**Goal:** Print out each entry below exactly, please.

** Start Record excerpts **

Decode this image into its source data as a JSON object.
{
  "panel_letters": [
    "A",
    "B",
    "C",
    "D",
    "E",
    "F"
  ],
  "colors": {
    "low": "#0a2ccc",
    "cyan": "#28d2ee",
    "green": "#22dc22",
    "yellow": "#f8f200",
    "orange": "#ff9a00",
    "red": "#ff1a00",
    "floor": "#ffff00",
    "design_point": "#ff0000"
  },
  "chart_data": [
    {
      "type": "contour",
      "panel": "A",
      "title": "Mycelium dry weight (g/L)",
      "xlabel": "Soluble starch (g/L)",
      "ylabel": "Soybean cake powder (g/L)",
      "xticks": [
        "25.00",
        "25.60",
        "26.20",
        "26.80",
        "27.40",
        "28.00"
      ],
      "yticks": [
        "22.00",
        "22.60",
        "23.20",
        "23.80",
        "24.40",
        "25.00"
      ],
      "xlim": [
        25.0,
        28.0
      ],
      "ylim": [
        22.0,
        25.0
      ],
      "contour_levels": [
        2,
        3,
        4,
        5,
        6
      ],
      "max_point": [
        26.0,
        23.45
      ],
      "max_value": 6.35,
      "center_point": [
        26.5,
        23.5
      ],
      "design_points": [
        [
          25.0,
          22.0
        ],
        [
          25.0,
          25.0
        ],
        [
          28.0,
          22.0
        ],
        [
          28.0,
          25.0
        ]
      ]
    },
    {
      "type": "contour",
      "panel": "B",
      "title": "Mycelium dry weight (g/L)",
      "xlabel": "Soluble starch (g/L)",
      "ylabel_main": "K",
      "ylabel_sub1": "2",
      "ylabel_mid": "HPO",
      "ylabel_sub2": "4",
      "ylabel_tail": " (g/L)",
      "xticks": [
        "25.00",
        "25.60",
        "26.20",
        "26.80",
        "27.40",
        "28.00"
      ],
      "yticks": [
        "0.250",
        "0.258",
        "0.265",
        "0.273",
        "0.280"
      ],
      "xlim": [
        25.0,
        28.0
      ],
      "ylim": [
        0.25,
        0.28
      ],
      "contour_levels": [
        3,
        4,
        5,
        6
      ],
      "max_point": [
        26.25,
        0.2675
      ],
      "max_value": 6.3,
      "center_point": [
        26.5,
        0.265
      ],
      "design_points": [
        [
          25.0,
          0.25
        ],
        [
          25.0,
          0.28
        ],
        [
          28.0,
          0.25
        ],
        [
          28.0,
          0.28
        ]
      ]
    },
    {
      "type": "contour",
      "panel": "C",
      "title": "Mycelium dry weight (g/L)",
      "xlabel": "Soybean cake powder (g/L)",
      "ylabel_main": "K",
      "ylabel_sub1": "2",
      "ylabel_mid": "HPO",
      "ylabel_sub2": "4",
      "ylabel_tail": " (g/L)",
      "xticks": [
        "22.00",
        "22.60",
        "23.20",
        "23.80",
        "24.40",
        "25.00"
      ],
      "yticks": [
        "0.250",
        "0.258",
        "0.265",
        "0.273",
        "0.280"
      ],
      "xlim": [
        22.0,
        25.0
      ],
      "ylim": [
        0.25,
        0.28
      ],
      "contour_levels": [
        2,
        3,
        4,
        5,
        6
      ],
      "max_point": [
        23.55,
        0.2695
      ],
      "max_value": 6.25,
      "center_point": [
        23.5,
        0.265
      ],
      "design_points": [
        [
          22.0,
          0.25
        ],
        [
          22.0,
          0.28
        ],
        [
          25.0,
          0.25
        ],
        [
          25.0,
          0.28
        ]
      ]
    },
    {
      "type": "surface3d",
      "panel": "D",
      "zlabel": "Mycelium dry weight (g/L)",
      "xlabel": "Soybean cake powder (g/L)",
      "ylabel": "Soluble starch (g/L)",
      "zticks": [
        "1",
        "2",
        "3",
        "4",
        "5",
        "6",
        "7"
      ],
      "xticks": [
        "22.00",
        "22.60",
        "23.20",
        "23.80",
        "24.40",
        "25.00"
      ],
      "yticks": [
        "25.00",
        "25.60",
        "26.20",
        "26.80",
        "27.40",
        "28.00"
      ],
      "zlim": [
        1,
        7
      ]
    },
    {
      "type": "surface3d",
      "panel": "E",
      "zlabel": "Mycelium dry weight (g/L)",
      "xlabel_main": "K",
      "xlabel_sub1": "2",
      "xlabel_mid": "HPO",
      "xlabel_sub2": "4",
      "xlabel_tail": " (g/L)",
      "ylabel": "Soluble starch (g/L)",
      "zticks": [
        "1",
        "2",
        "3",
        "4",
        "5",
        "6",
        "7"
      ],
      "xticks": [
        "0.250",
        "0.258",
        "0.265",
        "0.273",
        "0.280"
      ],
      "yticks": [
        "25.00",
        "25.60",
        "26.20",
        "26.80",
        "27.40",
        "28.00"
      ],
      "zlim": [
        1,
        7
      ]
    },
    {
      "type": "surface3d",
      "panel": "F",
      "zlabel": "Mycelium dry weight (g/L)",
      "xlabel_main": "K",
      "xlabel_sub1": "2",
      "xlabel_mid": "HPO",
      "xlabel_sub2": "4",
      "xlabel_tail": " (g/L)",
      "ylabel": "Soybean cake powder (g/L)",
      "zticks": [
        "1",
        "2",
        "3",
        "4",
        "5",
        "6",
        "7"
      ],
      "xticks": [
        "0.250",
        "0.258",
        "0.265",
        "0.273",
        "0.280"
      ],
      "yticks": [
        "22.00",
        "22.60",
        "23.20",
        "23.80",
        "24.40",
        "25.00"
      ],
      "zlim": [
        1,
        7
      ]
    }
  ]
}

** End Record excerpts **

**Output of the task:**
Decode this image into its source data as a JSON object.
{
  "panel_letters": [
    "A",
    "B",
    "C",
    "D",
    "E",
    "F"
  ],
  "colors": {
    "low": "#0a2ccc",
    "cyan": "#28d2ee",
    "green": "#22dc22",
    "yellow": "#f8f200",
    "orange": "#ff9a00",
    "red": "#ff1a00",
    "floor": "#ffff00",
    "design_point": "#ff0000"
  },
  "chart_data": [
    {
      "type": "contour",
      "panel": "A",
      "title": "Mycelium dry weight (g/L)",
      "xlabel": "Soluble starch (g/L)",
      "ylabel": "Soybean cake powder (g/L)",
      "xticks": [
        "25.00",
        "25.60",
        "26.20",
        "26.80",
        "27.40",
        "28.00"
      ],
      "yticks": [
        "22.00",
        "22.60",
        "23.20",
        "23.80",
        "24.40",
        "25.00"
      ],
      "xlim": [
        25.0,
        28.0
      ],
      "ylim": [
        22.0,
        25.0
      ],
      "contour_levels": [
        2,
        3,
        4,
        5,
        6
      ],
      "max_point": [
        26.0,
        23.45
      ],
      "max_value": 6.35,
      "center_point": [
        26.5,
        23.5
      ],
      "design_points": [
        [
          25.0,
          22.0
        ],
        [
          25.0,
          25.0
        ],
        [
          28.0,
          22.0
        ],
        [
          28.0,
          25.0
        ]
      ]
    },
    {
      "type": "contour",
      "panel": "B",
      "title": "Mycelium dry weight (g/L)",
      "xlabel": "Soluble starch (g/L)",
      "ylabel_main": "K",
      "ylabel_sub1": "2",
      "ylabel_mid": "HPO",
      "ylabel_sub2": "4",
      "ylabel_tail": " (g/L)",
      "xticks": [
        "25.00",
        "25.60",
        "26.20",
        "26.80",
        "27.40",
        "28.00"
      ],
      "yticks": [
        "0.250",
        "0.258",
        "0.265",
        "0.273",
        "0.280"
      ],
      "xlim": [
        25.0,
        28.0
      ],
      "ylim": [
        0.25,
        0.28
      ],
      "contour_levels": [
        3,
        4,
        5,
        6
      ],
      "max_point": [
        26.25,
        0.2675
      ],
      "max_value": 6.3,
      "center_point": [
        26.5,
        0.265
      ],
      "design_points": [
        [
          25.0,
          0.25
        ],
        [
          25.0,
          0.28
        ],
        [
          28.0,
          0.25
        ],
        [
          28.0,
          0.28
        ]
      ]
    },
    {
      "type": "contour",
      "panel": "C",
      "title": "Mycelium dry weight (g/L)",
      "xlabel": "Soybean cake powder (g/L)",
      "ylabel_main": "K",
      "ylabel_sub1": "2",
      "ylabel_mid": "HPO",
      "ylabel_sub2": "4",
      "ylabel_tail": " (g/L)",
      "xticks": [
        "22.00",
        "22.60",
        "23.20",
        "23.80",
        "24.40",
        "25.00"
      ],
      "yticks": [
        "0.250",
        "0.258",
        "0.265",
        "0.273",
        "0.280"
      ],
      "xlim": [
        22.0,
        25.0
      ],
      "ylim": [
        0.25,
        0.28
      ],
      "contour_levels": [
        2,
        3,
        4,
        5,
        6
      ],
      "max_point": [
        23.55,
        0.2695
      ],
      "max_value": 6.25,
      "center_point": [
        23.5,
        0.265
      ],
      "design_points": [
        [
          22.0,
          0.25
        ],
        [
          22.0,
          0.28
        ],
        [
          25.0,
          0.25
        ],
        [
          25.0,
          0.28
        ]
      ]
    },
    {
      "type": "surface3d",
      "panel": "D",
      "zlabel": "Mycelium dry weight (g/L)",
      "xlabel": "Soybean cake powder (g/L)",
      "ylabel": "Soluble starch (g/L)",
      "zticks": [
        "1",
        "2",
        "3",
        "4",
        "5",
        "6",
        "7"
      ],
      "xticks": [
        "22.00",
        "22.60",
        "23.20",
        "23.80",
        "24.40",
        "25.00"
      ],
      "yticks": [
        "25.00",
        "25.60",
        "26.20",
        "26.80",
        "27.40",
        "28.00"
      ],
      "zlim": [
        1,
        7
      ]
    },
    {
      "type": "surface3d",
      "panel": "E",
      "zlabel": "Mycelium dry weight (g/L)",
      "xlabel_main": "K",
      "xlabel_sub1": "2",
      "xlabel_mid": "HPO",
      "xlabel_sub2": "4",
      "xlabel_tail": " (g/L)",
      "ylabel": "Soluble starch (g/L)",
      "zticks": [
        "1",
        "2",
        "3",
        "4",
        "5",
        "6",
        "7"
      ],
      "xticks": [
        "0.250",
        "0.258",
        "0.265",
        "0.273",
        "0.280"
      ],
      "yticks": [
        "25.00",
        "25.60",
        "26.20",
        "26.80",
        "27.40",
        "28.00"
      ],
      "zlim": [
        1,
        7
      ]
    },
    {
      "type": "surface3d",
      "panel": "F",
      "zlabel": "Mycelium dry weight (g/L)",
      "xlabel_main": "K",
      "xlabel_sub1": "2",
      "xlabel_mid": "HPO",
      "xlabel_sub2": "4",
      "xlabel_tail": " (g/L)",
      "ylabel": "Soybean cake powder (g/L)",
      "zticks": [
        "1",
        "2",
        "3",
        "4",
        "5",
        "6",
        "7"
      ],
      "xticks": [
        "0.250",
        "0.258",
        "0.265",
        "0.273",
        "0.280"
      ],
      "yticks": [
        "22.00",
        "22.60",
        "23.20",
        "23.80",
        "24.40",
        "25.00"
      ],
      "zlim": [
        1,
        7
      ]
    }
  ]
}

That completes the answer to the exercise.